Extracted records:
+--

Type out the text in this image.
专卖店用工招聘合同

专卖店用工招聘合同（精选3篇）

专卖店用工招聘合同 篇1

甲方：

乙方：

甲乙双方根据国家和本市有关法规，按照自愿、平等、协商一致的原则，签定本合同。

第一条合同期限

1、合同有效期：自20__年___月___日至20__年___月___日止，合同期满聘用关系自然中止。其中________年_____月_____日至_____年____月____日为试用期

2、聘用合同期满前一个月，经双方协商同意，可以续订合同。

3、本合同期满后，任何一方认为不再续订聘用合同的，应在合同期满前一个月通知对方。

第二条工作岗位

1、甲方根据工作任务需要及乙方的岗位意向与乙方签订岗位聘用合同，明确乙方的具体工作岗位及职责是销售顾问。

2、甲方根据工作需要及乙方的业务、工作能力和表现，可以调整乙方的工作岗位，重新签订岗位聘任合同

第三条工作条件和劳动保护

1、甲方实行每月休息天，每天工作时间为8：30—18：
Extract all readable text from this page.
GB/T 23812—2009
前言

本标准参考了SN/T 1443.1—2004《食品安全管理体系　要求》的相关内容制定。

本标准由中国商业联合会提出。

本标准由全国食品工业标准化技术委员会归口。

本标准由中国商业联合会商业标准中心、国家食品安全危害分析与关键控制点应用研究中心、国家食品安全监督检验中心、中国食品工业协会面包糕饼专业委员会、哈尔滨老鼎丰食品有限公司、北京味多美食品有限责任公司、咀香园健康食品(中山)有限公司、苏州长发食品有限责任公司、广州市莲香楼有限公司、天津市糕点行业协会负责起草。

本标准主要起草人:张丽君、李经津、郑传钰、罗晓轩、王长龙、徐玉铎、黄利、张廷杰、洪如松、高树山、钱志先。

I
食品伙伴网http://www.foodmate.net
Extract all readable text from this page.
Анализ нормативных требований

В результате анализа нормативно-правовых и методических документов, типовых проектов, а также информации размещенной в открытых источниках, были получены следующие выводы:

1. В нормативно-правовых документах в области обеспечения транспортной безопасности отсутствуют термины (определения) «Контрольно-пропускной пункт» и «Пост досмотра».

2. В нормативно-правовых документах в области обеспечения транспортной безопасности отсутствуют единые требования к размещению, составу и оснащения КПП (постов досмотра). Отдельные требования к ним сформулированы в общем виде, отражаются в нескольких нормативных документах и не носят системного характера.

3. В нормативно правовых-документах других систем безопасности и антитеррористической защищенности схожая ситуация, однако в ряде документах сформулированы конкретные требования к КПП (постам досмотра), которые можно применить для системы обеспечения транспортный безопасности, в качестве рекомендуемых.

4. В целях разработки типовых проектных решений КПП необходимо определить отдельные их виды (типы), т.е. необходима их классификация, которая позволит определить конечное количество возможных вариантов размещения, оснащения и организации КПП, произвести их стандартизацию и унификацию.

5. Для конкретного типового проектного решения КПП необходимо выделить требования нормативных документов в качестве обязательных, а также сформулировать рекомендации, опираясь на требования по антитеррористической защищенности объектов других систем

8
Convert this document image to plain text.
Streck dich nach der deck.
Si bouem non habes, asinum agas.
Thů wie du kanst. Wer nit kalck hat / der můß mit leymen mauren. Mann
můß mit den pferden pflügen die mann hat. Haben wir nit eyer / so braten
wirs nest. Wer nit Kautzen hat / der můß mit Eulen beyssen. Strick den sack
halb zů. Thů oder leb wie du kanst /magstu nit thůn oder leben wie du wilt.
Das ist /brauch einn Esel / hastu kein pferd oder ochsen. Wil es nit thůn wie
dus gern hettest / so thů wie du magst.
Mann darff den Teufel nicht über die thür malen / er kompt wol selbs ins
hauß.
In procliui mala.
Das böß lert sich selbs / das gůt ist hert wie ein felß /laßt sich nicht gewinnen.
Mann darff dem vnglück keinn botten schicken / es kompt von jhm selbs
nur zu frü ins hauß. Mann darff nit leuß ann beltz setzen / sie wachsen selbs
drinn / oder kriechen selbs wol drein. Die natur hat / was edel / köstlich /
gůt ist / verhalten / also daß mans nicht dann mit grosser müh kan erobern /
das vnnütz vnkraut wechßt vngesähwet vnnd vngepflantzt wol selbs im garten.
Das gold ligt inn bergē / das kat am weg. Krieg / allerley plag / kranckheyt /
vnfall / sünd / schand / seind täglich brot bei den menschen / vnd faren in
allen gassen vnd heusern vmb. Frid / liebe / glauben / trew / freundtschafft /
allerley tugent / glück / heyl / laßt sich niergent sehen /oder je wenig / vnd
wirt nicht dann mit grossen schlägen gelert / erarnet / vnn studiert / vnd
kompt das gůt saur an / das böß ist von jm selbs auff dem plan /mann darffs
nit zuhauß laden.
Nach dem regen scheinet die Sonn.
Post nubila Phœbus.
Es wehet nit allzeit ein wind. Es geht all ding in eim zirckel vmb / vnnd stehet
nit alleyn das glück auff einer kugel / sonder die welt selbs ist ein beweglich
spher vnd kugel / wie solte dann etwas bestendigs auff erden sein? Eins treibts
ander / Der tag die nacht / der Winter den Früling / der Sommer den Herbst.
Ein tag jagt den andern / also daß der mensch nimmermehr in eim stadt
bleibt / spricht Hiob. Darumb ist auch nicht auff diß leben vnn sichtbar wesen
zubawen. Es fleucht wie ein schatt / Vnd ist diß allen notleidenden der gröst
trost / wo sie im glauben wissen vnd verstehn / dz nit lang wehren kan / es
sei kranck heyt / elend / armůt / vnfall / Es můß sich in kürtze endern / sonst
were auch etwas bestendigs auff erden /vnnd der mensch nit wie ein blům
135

+--

- **Work instructions**:
Check each line of the entries for the string "качестве". Copy the lines that have it.

- **Exercise answer**:
3. В нормативно правовых-документах других систем безопасности и антитеррористической защищенности схожая ситуация, однако в ряде документах сформулированы конкретные требования к КПП (постам досмотра), которые можно применить для системы обеспечения транспортный безопасности, в качестве рекомендуемых.
5. Для конкретного типового проектного решения КПП необходимо выделить требования нормативных документов в качестве обязательных, а также сформулировать рекомендации, опираясь на требования по антитеррористической защищенности объектов других систем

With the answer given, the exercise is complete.